EXERCISE REQUIREMENTS: Isolate every line in the records below with "blinding" in it.

'''

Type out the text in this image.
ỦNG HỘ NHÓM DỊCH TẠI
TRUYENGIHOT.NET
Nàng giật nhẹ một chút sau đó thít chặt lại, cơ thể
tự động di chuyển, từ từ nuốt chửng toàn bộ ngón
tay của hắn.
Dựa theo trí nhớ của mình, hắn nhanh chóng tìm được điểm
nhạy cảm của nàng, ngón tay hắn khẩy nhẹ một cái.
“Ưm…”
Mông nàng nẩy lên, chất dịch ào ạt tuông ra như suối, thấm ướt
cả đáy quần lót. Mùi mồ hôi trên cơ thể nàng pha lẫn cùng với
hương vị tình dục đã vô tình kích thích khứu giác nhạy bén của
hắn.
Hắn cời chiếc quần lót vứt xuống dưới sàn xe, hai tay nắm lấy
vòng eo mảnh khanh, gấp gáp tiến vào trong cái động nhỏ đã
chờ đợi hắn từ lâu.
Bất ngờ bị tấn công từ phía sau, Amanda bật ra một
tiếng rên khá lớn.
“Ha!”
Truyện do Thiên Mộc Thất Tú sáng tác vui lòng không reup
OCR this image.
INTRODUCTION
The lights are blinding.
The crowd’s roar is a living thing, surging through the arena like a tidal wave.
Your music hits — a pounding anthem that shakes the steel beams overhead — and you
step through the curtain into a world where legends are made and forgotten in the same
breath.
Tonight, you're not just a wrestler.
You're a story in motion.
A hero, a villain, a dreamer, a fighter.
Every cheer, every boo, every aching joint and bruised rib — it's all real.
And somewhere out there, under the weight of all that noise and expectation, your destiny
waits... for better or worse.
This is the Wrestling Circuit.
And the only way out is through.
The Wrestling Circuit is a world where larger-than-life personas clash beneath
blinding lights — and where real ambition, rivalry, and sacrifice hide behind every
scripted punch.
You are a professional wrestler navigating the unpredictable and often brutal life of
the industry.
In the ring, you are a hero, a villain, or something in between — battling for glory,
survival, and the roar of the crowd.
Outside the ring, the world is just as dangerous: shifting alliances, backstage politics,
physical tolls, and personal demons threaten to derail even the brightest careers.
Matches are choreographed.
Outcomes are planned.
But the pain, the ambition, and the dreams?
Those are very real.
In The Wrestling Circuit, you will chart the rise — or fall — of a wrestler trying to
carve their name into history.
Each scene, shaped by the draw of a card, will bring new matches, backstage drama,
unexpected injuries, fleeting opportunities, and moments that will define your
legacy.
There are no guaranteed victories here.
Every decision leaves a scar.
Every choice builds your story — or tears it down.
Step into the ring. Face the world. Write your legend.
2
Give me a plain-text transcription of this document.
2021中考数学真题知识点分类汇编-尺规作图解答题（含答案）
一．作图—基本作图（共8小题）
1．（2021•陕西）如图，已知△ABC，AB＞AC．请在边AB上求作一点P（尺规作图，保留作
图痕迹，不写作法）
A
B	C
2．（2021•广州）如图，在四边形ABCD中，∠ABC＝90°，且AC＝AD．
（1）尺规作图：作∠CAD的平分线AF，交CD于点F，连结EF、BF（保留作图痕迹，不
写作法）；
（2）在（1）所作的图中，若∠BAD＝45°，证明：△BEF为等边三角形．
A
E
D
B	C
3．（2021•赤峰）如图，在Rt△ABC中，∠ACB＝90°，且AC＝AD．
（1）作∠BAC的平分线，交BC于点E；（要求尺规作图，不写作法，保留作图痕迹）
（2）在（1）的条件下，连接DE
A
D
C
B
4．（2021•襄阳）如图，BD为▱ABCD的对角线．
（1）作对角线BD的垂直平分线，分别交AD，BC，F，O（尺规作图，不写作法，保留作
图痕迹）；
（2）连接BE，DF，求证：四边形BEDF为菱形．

'''
'''

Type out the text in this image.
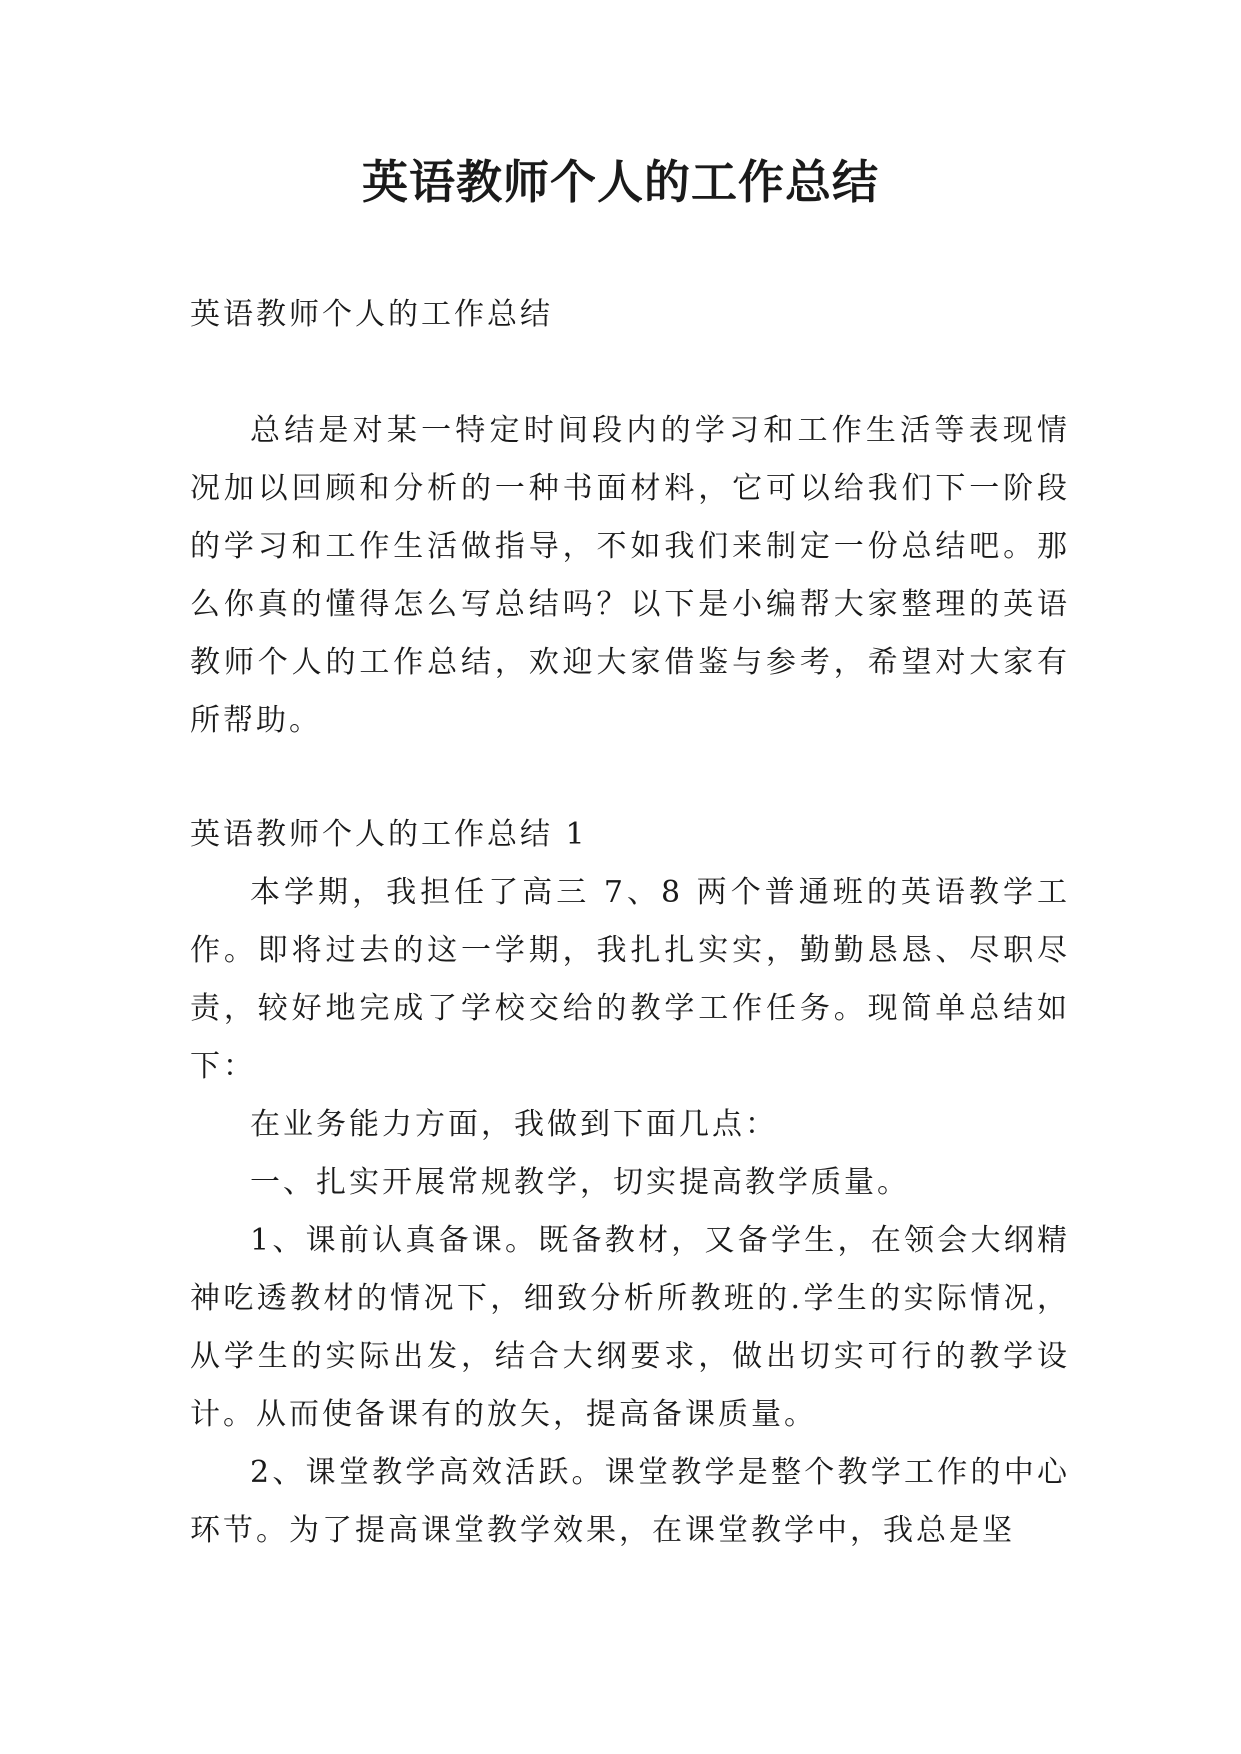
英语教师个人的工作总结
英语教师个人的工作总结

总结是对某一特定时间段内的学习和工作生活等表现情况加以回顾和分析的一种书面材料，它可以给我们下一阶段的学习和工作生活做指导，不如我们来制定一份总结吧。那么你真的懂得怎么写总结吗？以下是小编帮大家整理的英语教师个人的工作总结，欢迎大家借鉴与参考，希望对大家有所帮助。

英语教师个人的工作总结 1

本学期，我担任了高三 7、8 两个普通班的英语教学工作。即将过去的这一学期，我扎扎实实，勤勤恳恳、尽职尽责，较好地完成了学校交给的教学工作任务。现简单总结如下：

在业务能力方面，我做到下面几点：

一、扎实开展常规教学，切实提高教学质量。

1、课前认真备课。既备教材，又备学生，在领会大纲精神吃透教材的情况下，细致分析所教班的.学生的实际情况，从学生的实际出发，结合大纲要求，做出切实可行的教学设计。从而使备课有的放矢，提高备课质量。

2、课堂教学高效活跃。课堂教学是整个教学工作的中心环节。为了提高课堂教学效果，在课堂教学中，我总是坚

'''
'''

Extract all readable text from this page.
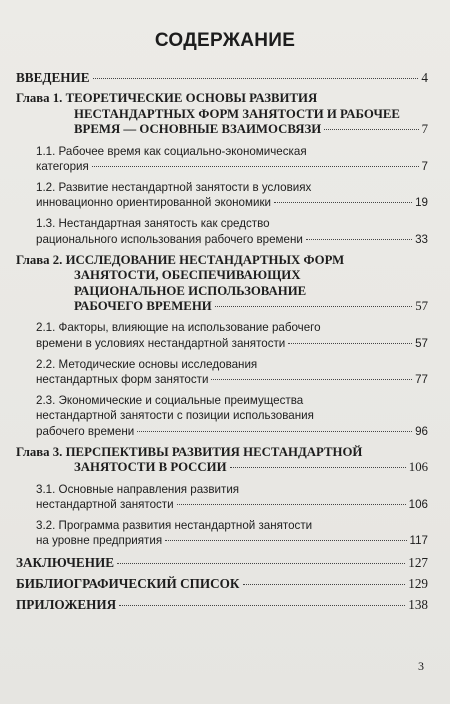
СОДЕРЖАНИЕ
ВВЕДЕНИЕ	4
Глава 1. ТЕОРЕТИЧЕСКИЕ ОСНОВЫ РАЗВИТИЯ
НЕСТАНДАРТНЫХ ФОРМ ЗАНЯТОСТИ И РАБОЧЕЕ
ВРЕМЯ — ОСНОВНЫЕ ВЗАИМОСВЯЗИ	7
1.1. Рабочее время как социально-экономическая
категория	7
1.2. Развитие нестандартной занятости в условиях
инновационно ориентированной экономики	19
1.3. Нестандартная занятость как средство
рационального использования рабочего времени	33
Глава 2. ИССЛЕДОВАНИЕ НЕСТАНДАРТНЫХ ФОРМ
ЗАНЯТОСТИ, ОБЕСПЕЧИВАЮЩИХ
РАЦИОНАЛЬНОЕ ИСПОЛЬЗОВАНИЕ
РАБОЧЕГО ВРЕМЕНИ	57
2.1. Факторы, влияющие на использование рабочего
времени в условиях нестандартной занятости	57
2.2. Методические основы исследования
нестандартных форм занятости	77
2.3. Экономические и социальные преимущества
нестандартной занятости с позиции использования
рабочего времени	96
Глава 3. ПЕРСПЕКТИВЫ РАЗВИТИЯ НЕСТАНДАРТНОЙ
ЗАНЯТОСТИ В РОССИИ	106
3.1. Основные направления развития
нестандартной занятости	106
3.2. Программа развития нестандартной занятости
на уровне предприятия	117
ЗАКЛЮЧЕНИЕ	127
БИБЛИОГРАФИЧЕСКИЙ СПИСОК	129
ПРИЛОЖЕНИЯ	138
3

'''

SOLUTION FOR THIS EXERCISE:
The lights are blinding.
blinding lights — and where real ambition, rivalry, and sacrifice hide behind every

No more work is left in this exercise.